WHAT TO PRODUCE. Copy each line exactly. Drop every picture.

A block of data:
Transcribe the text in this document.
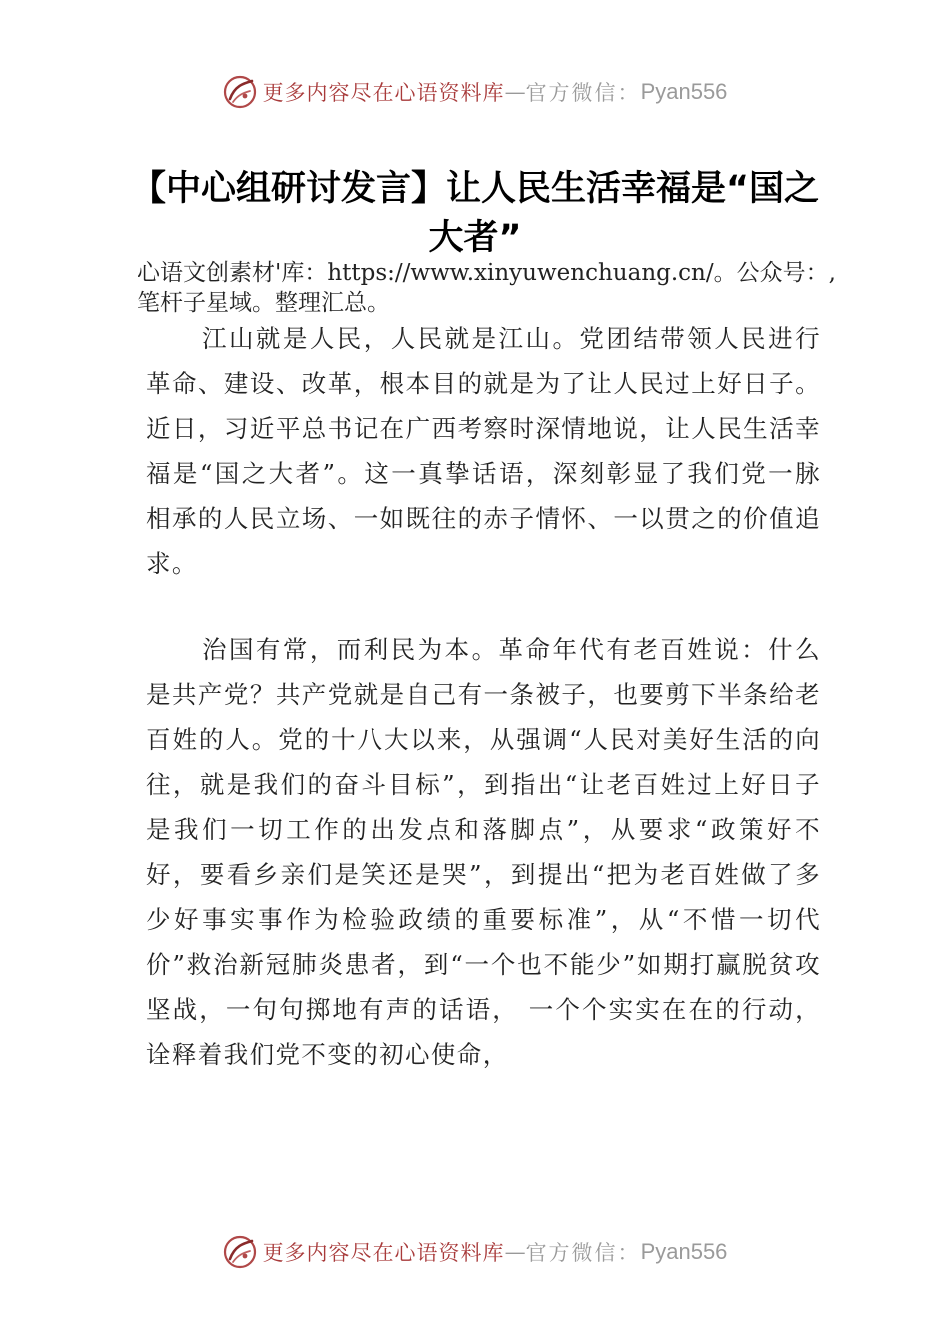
更多内容尽在心语资料库 — 官方微信： Pyan556
【中心组研讨发言】让人民生活幸福是“国之大者”

心语文创素材'库：https://www.xinyuwenchuang.cn/。公众号：,笔杆子星域。整理汇总。

江山就是人民，人民就是江山。党团结带领人民进行革命、建设、改革，根本目的就是为了让人民过上好日子。近日，习近平总书记在广西考察时深情地说，让人民生活幸福是“国之大者”。这一真挚话语，深刻彰显了我们党一脉相承的人民立场、一如既往的赤子情怀、一以贯之的价值追求。

治国有常，而利民为本。革命年代有老百姓说：什么是共产党？共产党就是自己有一条被子，也要剪下半条给老百姓的人。党的十八大以来，从强调“人民对美好生活的向往，就是我们的奋斗目标”，到指出“让老百姓过上好日子是我们一切工作的出发点和落脚点”，从要求“政策好不好，要看乡亲们是笑还是哭”，到提出“把为老百姓做了多少好事实事作为检验政绩的重要标准”，从“不惜一切代价”救治新冠肺炎患者，到“一个也不能少”如期打赢脱贫攻坚战，一句句掷地有声的话语， 一个个实实在在的行动，诠释着我们党不变的初心使命，

更多内容尽在心语资料库 — 官方微信： Pyan556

FINISHED TASK.
Transcribe the text in this document.
更多内容尽在心语资料库 — 官方微信： Pyan556
【中心组研讨发言】让人民生活幸福是“国之大者”

心语文创素材'库：https://www.xinyuwenchuang.cn/。公众号：,笔杆子星域。整理汇总。

江山就是人民，人民就是江山。党团结带领人民进行革命、建设、改革，根本目的就是为了让人民过上好日子。近日，习近平总书记在广西考察时深情地说，让人民生活幸福是“国之大者”。这一真挚话语，深刻彰显了我们党一脉相承的人民立场、一如既往的赤子情怀、一以贯之的价值追求。

治国有常，而利民为本。革命年代有老百姓说：什么是共产党？共产党就是自己有一条被子，也要剪下半条给老百姓的人。党的十八大以来，从强调“人民对美好生活的向往，就是我们的奋斗目标”，到指出“让老百姓过上好日子是我们一切工作的出发点和落脚点”，从要求“政策好不好，要看乡亲们是笑还是哭”，到提出“把为老百姓做了多少好事实事作为检验政绩的重要标准”，从“不惜一切代价”救治新冠肺炎患者，到“一个也不能少”如期打赢脱贫攻坚战，一句句掷地有声的话语， 一个个实实在在的行动，诠释着我们党不变的初心使命，

更多内容尽在心语资料库 — 官方微信： Pyan556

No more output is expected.